**EXERCISE DESCRIPTION:** Find each line with the word "xlabel" and say how many there are, nothing else.

>>

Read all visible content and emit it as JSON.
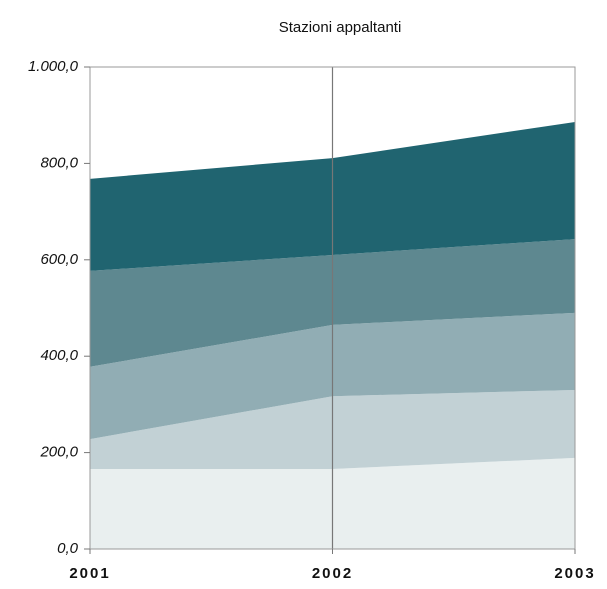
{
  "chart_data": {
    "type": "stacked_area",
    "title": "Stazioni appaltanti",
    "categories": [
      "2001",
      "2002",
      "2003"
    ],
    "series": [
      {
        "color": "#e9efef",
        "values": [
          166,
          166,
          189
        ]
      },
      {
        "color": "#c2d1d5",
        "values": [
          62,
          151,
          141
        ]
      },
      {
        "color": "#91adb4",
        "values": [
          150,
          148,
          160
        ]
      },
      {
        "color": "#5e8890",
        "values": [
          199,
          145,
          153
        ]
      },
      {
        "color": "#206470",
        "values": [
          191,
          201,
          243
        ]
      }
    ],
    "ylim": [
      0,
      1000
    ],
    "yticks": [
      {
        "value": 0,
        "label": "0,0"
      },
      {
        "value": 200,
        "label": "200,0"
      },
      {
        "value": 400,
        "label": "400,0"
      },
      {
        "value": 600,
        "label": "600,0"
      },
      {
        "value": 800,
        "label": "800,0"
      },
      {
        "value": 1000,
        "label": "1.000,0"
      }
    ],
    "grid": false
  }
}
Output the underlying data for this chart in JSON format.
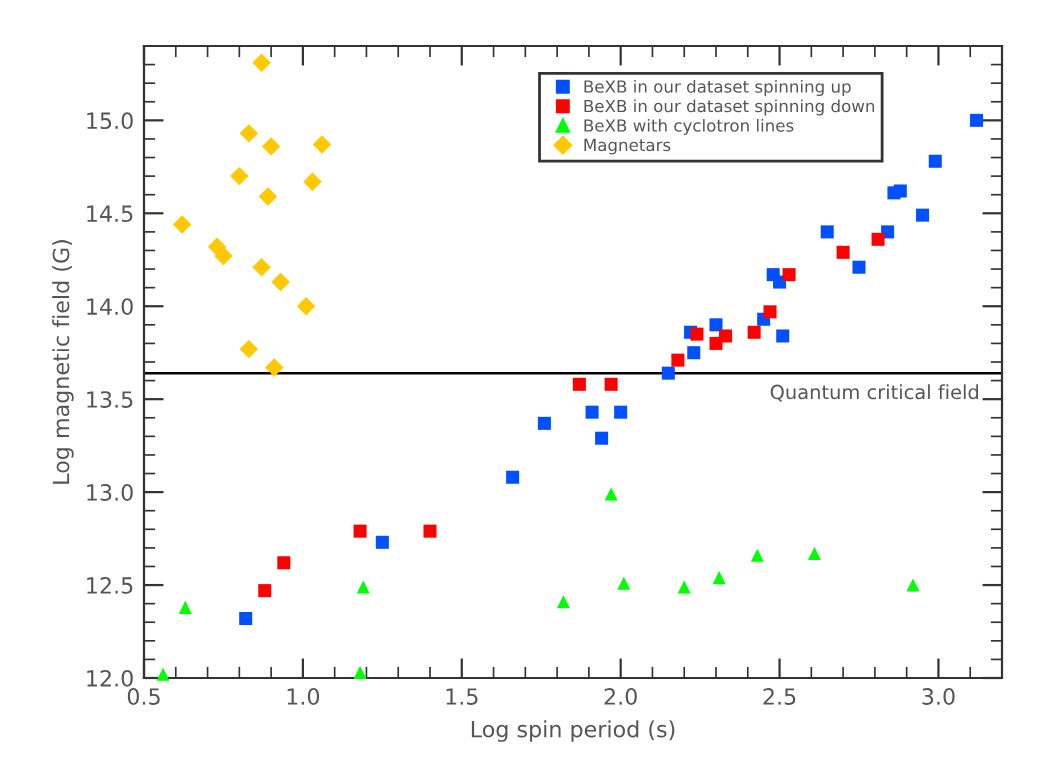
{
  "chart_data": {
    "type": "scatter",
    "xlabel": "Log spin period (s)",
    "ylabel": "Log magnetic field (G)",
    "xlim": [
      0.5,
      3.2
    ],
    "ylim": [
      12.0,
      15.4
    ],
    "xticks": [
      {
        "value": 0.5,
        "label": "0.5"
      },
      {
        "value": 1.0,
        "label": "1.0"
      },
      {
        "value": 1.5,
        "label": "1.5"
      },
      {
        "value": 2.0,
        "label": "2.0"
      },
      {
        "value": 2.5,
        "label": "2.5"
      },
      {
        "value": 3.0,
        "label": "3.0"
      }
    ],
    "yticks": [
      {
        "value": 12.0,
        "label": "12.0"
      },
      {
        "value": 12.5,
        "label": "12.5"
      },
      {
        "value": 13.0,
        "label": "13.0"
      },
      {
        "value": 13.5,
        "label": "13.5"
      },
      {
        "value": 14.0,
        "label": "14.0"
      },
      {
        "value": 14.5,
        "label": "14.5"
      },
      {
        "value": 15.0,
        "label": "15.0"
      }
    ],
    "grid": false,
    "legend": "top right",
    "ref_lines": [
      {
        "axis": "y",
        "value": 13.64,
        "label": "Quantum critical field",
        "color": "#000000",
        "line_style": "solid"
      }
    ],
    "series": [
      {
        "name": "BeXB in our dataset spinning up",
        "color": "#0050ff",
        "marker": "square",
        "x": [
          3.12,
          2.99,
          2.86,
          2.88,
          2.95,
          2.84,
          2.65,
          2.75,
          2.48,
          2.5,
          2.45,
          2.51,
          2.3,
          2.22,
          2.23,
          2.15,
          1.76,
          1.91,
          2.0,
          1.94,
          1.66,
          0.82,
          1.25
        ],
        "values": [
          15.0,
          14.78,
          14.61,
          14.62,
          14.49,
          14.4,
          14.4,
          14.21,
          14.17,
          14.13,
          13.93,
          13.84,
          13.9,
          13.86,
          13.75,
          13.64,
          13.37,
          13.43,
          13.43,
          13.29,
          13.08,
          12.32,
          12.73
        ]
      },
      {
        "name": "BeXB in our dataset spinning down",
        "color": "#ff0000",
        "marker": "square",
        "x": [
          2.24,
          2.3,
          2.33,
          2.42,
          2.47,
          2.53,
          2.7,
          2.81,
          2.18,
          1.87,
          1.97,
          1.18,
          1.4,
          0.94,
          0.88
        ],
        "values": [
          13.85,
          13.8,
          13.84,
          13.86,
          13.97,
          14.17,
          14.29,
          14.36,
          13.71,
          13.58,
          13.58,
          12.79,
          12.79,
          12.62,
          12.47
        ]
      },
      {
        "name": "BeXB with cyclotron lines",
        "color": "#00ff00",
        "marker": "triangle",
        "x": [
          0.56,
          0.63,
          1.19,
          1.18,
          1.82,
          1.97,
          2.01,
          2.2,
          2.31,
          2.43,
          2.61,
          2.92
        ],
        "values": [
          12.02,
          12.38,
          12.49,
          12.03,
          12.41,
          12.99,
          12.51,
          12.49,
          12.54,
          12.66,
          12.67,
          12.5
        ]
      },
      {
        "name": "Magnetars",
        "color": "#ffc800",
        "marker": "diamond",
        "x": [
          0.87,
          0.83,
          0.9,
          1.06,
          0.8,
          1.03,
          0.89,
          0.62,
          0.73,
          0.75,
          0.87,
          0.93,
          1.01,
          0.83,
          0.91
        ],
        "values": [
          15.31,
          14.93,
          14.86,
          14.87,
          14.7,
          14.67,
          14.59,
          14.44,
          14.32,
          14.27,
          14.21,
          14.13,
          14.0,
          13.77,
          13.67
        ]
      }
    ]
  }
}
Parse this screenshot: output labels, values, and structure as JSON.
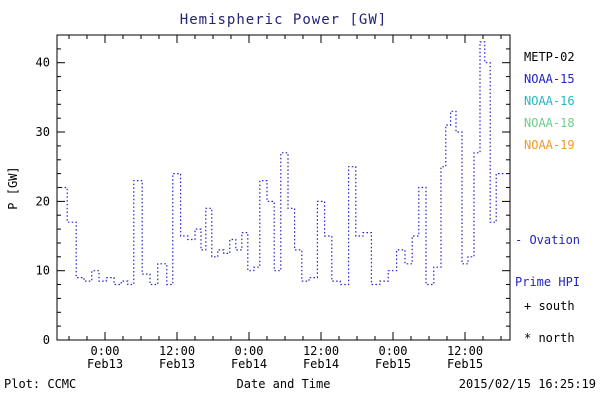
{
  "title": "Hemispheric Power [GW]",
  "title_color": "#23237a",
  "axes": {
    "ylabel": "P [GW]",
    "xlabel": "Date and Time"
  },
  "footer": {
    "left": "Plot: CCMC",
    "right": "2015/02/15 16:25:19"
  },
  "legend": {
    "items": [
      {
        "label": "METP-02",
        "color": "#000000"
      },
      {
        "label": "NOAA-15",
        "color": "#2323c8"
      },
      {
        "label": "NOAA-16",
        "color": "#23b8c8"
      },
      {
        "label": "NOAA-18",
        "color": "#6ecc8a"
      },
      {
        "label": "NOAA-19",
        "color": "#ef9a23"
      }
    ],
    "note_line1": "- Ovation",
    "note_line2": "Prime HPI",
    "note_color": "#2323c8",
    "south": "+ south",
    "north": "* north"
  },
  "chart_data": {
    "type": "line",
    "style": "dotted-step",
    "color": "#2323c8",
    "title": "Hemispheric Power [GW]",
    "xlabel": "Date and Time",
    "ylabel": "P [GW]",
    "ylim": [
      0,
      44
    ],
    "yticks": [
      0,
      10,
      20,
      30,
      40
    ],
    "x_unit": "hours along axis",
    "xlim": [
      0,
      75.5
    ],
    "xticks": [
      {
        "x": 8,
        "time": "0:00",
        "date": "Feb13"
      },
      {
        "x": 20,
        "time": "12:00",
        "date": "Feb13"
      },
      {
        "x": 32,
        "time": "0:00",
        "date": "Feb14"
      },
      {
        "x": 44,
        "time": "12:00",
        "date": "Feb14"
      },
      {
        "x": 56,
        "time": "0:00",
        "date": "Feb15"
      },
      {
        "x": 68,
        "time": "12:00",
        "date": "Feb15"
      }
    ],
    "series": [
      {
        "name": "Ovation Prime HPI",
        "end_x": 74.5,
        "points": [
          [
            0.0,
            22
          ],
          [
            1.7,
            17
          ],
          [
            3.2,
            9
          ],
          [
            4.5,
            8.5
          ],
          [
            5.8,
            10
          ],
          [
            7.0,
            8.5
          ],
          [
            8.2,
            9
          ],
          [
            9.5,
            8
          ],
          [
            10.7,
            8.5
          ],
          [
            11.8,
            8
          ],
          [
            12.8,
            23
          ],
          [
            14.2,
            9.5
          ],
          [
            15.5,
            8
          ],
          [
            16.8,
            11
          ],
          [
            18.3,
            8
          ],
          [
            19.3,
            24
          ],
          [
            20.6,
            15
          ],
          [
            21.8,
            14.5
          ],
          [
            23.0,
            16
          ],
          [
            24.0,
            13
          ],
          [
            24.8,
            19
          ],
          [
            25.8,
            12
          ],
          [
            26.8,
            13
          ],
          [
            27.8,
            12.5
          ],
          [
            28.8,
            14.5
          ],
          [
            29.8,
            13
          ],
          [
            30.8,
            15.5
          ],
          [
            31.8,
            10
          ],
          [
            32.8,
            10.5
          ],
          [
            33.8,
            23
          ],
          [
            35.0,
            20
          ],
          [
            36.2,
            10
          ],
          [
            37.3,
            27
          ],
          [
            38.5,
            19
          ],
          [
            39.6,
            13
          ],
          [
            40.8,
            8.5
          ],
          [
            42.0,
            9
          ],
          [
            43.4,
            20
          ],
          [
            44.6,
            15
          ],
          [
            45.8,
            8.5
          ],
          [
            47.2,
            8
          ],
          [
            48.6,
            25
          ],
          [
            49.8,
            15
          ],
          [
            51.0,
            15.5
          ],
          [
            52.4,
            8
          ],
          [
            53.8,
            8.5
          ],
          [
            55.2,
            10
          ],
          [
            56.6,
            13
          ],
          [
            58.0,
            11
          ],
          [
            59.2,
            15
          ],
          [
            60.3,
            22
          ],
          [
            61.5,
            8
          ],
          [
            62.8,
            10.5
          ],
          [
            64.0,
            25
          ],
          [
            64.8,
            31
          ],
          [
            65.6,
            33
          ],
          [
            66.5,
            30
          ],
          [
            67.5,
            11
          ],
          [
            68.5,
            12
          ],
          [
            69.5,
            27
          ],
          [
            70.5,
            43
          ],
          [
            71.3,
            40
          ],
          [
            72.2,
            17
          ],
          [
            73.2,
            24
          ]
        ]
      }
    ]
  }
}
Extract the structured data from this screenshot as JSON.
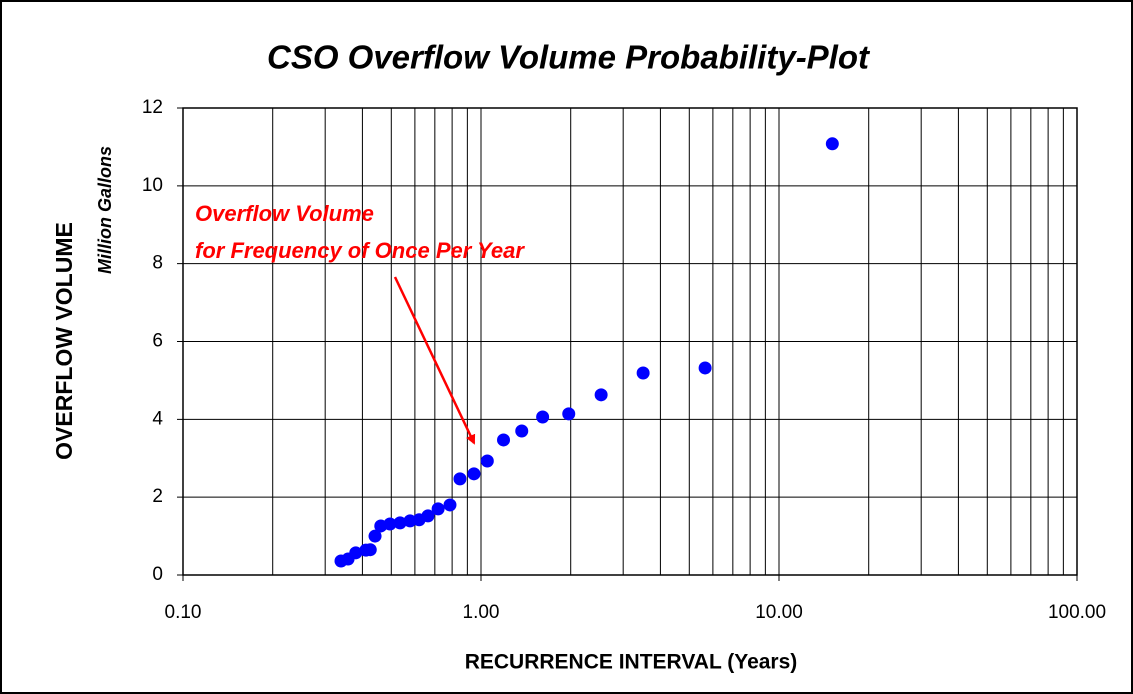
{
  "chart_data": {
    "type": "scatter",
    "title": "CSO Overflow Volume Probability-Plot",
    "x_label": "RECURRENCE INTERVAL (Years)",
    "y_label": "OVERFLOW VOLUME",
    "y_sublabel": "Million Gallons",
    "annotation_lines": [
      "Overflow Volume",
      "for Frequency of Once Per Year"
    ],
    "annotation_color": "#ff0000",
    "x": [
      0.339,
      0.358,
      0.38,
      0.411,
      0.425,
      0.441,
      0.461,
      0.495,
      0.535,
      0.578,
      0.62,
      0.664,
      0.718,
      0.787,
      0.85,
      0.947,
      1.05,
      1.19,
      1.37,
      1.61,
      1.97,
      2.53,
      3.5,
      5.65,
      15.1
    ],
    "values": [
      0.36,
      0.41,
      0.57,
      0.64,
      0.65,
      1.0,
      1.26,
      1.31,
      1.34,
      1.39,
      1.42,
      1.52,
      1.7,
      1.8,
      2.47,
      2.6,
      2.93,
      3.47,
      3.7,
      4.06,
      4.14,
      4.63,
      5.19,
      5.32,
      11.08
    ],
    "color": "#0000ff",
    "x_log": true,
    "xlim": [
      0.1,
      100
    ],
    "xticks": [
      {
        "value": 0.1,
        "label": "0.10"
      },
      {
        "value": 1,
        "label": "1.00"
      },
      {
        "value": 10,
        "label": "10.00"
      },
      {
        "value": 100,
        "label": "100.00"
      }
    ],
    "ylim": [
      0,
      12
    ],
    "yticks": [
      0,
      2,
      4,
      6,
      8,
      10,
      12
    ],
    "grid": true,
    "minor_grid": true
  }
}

<<

**EXERCISE OUTPUT:** 3